The records should be repeated word for word, pictures excluded.
-- start of Records for this exercise --
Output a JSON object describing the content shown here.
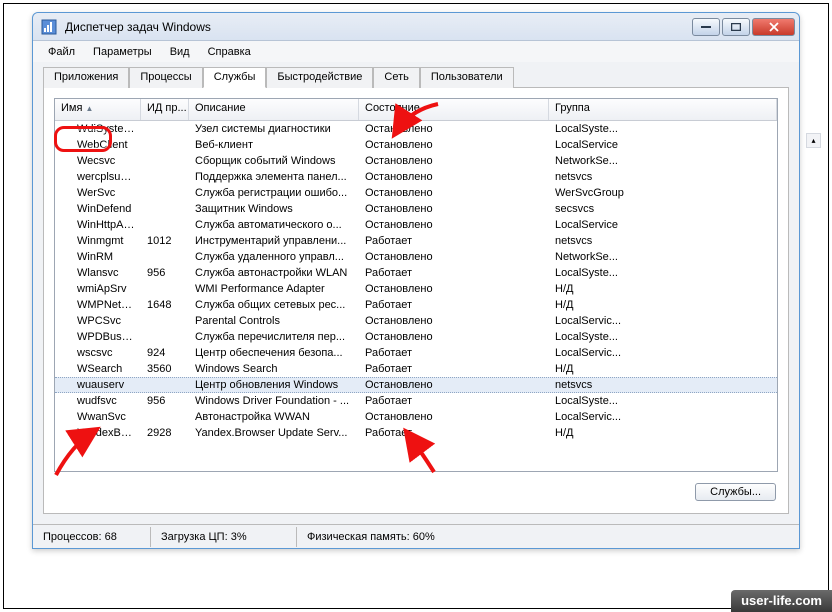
{
  "window": {
    "title": "Диспетчер задач Windows"
  },
  "menu": {
    "file": "Файл",
    "options": "Параметры",
    "view": "Вид",
    "help": "Справка"
  },
  "tabs": {
    "apps": "Приложения",
    "processes": "Процессы",
    "services": "Службы",
    "performance": "Быстродействие",
    "network": "Сеть",
    "users": "Пользователи"
  },
  "columns": {
    "name": "Имя",
    "pid": "ИД пр...",
    "desc": "Описание",
    "state": "Состояние",
    "group": "Группа"
  },
  "sort_glyph": "▲",
  "states": {
    "running": "Работает",
    "stopped": "Остановлено"
  },
  "rows": [
    {
      "name": "WdiSystem...",
      "pid": "",
      "desc": "Узел системы диагностики",
      "state": "Остановлено",
      "group": "LocalSyste..."
    },
    {
      "name": "WebClient",
      "pid": "",
      "desc": "Веб-клиент",
      "state": "Остановлено",
      "group": "LocalService"
    },
    {
      "name": "Wecsvc",
      "pid": "",
      "desc": "Сборщик событий Windows",
      "state": "Остановлено",
      "group": "NetworkSe..."
    },
    {
      "name": "wercplsupport",
      "pid": "",
      "desc": "Поддержка элемента панел...",
      "state": "Остановлено",
      "group": "netsvcs"
    },
    {
      "name": "WerSvc",
      "pid": "",
      "desc": "Служба регистрации ошибо...",
      "state": "Остановлено",
      "group": "WerSvcGroup"
    },
    {
      "name": "WinDefend",
      "pid": "",
      "desc": "Защитник Windows",
      "state": "Остановлено",
      "group": "secsvcs"
    },
    {
      "name": "WinHttpAut...",
      "pid": "",
      "desc": "Служба автоматического о...",
      "state": "Остановлено",
      "group": "LocalService"
    },
    {
      "name": "Winmgmt",
      "pid": "1012",
      "desc": "Инструментарий управлени...",
      "state": "Работает",
      "group": "netsvcs"
    },
    {
      "name": "WinRM",
      "pid": "",
      "desc": "Служба удаленного управл...",
      "state": "Остановлено",
      "group": "NetworkSe..."
    },
    {
      "name": "Wlansvc",
      "pid": "956",
      "desc": "Служба автонастройки WLAN",
      "state": "Работает",
      "group": "LocalSyste..."
    },
    {
      "name": "wmiApSrv",
      "pid": "",
      "desc": "WMI Performance Adapter",
      "state": "Остановлено",
      "group": "Н/Д"
    },
    {
      "name": "WMPNetwo...",
      "pid": "1648",
      "desc": "Служба общих сетевых рес...",
      "state": "Работает",
      "group": "Н/Д"
    },
    {
      "name": "WPCSvc",
      "pid": "",
      "desc": "Parental Controls",
      "state": "Остановлено",
      "group": "LocalServic..."
    },
    {
      "name": "WPDBusEnum",
      "pid": "",
      "desc": "Служба перечислителя пер...",
      "state": "Остановлено",
      "group": "LocalSyste..."
    },
    {
      "name": "wscsvc",
      "pid": "924",
      "desc": "Центр обеспечения безопа...",
      "state": "Работает",
      "group": "LocalServic..."
    },
    {
      "name": "WSearch",
      "pid": "3560",
      "desc": "Windows Search",
      "state": "Работает",
      "group": "Н/Д"
    },
    {
      "name": "wuauserv",
      "pid": "",
      "desc": "Центр обновления Windows",
      "state": "Остановлено",
      "group": "netsvcs",
      "selected": true
    },
    {
      "name": "wudfsvc",
      "pid": "956",
      "desc": "Windows Driver Foundation - ...",
      "state": "Работает",
      "group": "LocalSyste..."
    },
    {
      "name": "WwanSvc",
      "pid": "",
      "desc": "Автонастройка WWAN",
      "state": "Остановлено",
      "group": "LocalServic..."
    },
    {
      "name": "YandexBro...",
      "pid": "2928",
      "desc": "Yandex.Browser Update Serv...",
      "state": "Работает",
      "group": "Н/Д"
    }
  ],
  "buttons": {
    "services": "Службы..."
  },
  "status": {
    "processes": "Процессов: 68",
    "cpu": "Загрузка ЦП: 3%",
    "mem": "Физическая память: 60%"
  },
  "watermark": "user-life.com"
}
-- end of Records for this exercise --
## Written solution
Output a JSON object describing the content shown here.
{
  "window": {
    "title": "Диспетчер задач Windows"
  },
  "menu": {
    "file": "Файл",
    "options": "Параметры",
    "view": "Вид",
    "help": "Справка"
  },
  "tabs": {
    "apps": "Приложения",
    "processes": "Процессы",
    "services": "Службы",
    "performance": "Быстродействие",
    "network": "Сеть",
    "users": "Пользователи"
  },
  "columns": {
    "name": "Имя",
    "pid": "ИД пр...",
    "desc": "Описание",
    "state": "Состояние",
    "group": "Группа"
  },
  "sort_glyph": "▲",
  "states": {
    "running": "Работает",
    "stopped": "Остановлено"
  },
  "rows": [
    {
      "name": "WdiSystem...",
      "pid": "",
      "desc": "Узел системы диагностики",
      "state": "Остановлено",
      "group": "LocalSyste..."
    },
    {
      "name": "WebClient",
      "pid": "",
      "desc": "Веб-клиент",
      "state": "Остановлено",
      "group": "LocalService"
    },
    {
      "name": "Wecsvc",
      "pid": "",
      "desc": "Сборщик событий Windows",
      "state": "Остановлено",
      "group": "NetworkSe..."
    },
    {
      "name": "wercplsupport",
      "pid": "",
      "desc": "Поддержка элемента панел...",
      "state": "Остановлено",
      "group": "netsvcs"
    },
    {
      "name": "WerSvc",
      "pid": "",
      "desc": "Служба регистрации ошибо...",
      "state": "Остановлено",
      "group": "WerSvcGroup"
    },
    {
      "name": "WinDefend",
      "pid": "",
      "desc": "Защитник Windows",
      "state": "Остановлено",
      "group": "secsvcs"
    },
    {
      "name": "WinHttpAut...",
      "pid": "",
      "desc": "Служба автоматического о...",
      "state": "Остановлено",
      "group": "LocalService"
    },
    {
      "name": "Winmgmt",
      "pid": "1012",
      "desc": "Инструментарий управлени...",
      "state": "Работает",
      "group": "netsvcs"
    },
    {
      "name": "WinRM",
      "pid": "",
      "desc": "Служба удаленного управл...",
      "state": "Остановлено",
      "group": "NetworkSe..."
    },
    {
      "name": "Wlansvc",
      "pid": "956",
      "desc": "Служба автонастройки WLAN",
      "state": "Работает",
      "group": "LocalSyste..."
    },
    {
      "name": "wmiApSrv",
      "pid": "",
      "desc": "WMI Performance Adapter",
      "state": "Остановлено",
      "group": "Н/Д"
    },
    {
      "name": "WMPNetwo...",
      "pid": "1648",
      "desc": "Служба общих сетевых рес...",
      "state": "Работает",
      "group": "Н/Д"
    },
    {
      "name": "WPCSvc",
      "pid": "",
      "desc": "Parental Controls",
      "state": "Остановлено",
      "group": "LocalServic..."
    },
    {
      "name": "WPDBusEnum",
      "pid": "",
      "desc": "Служба перечислителя пер...",
      "state": "Остановлено",
      "group": "LocalSyste..."
    },
    {
      "name": "wscsvc",
      "pid": "924",
      "desc": "Центр обеспечения безопа...",
      "state": "Работает",
      "group": "LocalServic..."
    },
    {
      "name": "WSearch",
      "pid": "3560",
      "desc": "Windows Search",
      "state": "Работает",
      "group": "Н/Д"
    },
    {
      "name": "wuauserv",
      "pid": "",
      "desc": "Центр обновления Windows",
      "state": "Остановлено",
      "group": "netsvcs",
      "selected": true
    },
    {
      "name": "wudfsvc",
      "pid": "956",
      "desc": "Windows Driver Foundation - ...",
      "state": "Работает",
      "group": "LocalSyste..."
    },
    {
      "name": "WwanSvc",
      "pid": "",
      "desc": "Автонастройка WWAN",
      "state": "Остановлено",
      "group": "LocalServic..."
    },
    {
      "name": "YandexBro...",
      "pid": "2928",
      "desc": "Yandex.Browser Update Serv...",
      "state": "Работает",
      "group": "Н/Д"
    }
  ],
  "buttons": {
    "services": "Службы..."
  },
  "status": {
    "processes": "Процессов: 68",
    "cpu": "Загрузка ЦП: 3%",
    "mem": "Физическая память: 60%"
  },
  "watermark": "user-life.com"
}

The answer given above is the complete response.